◆ DATA LINES
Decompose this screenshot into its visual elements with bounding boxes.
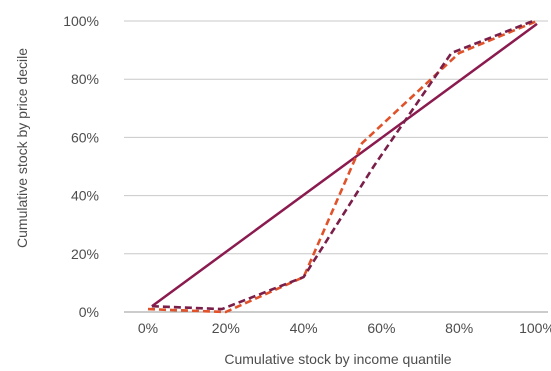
x-axis-ticks: 0% 20% 40% 60% 80% 100% bbox=[138, 320, 551, 336]
series-line-3 bbox=[151, 19, 534, 311]
series-line-1 bbox=[151, 22, 538, 308]
y-tick-label: 100% bbox=[63, 13, 99, 29]
x-tick-label: 40% bbox=[290, 320, 318, 336]
x-tick-label: 20% bbox=[212, 320, 240, 336]
y-tick-label: 80% bbox=[71, 71, 99, 87]
x-axis-label: Cumulative stock by income quantile bbox=[224, 351, 451, 367]
y-tick-label: 0% bbox=[79, 304, 99, 320]
x-tick-label: 80% bbox=[445, 320, 473, 336]
y-axis-label: Cumulative stock by price decile bbox=[14, 48, 30, 248]
series-line-2 bbox=[147, 19, 538, 314]
y-tick-label: 60% bbox=[71, 129, 99, 145]
x-tick-label: 60% bbox=[367, 320, 395, 336]
y-tick-label: 20% bbox=[71, 246, 99, 262]
y-tick-label: 40% bbox=[71, 188, 99, 204]
y-axis-ticks: 0% 20% 40% 60% 80% 100% bbox=[63, 13, 99, 320]
series-lines bbox=[147, 19, 538, 314]
x-tick-label: 100% bbox=[519, 320, 551, 336]
x-tick-label: 0% bbox=[138, 320, 158, 336]
gridlines bbox=[124, 20, 548, 313]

◆ SET TASK
Could you update the rows above by putting "Cumulative share" wherever "Cumulative stock" appears, keeping every other line as it is and leaving out the picture?

◆ FINISHED EXERCISE
Decompose this screenshot into its visual elements with bounding boxes.
x-axis-ticks: 0% 20% 40% 60% 80% 100% bbox=[138, 320, 551, 336]
series-line-3 bbox=[151, 19, 534, 311]
series-line-1 bbox=[151, 22, 538, 308]
y-tick-label: 100% bbox=[63, 13, 99, 29]
x-tick-label: 40% bbox=[290, 320, 318, 336]
x-tick-label: 20% bbox=[212, 320, 240, 336]
y-tick-label: 80% bbox=[71, 71, 99, 87]
x-axis-label: Cumulative share by income quantile bbox=[224, 351, 451, 367]
y-tick-label: 0% bbox=[79, 304, 99, 320]
x-tick-label: 80% bbox=[445, 320, 473, 336]
y-axis-label: Cumulative share by price decile bbox=[14, 48, 30, 248]
series-line-2 bbox=[147, 19, 538, 314]
y-tick-label: 60% bbox=[71, 129, 99, 145]
x-tick-label: 60% bbox=[367, 320, 395, 336]
y-tick-label: 20% bbox=[71, 246, 99, 262]
y-tick-label: 40% bbox=[71, 188, 99, 204]
y-axis-ticks: 0% 20% 40% 60% 80% 100% bbox=[63, 13, 99, 320]
series-lines bbox=[147, 19, 538, 314]
x-tick-label: 100% bbox=[519, 320, 551, 336]
x-tick-label: 0% bbox=[138, 320, 158, 336]
gridlines bbox=[124, 20, 548, 313]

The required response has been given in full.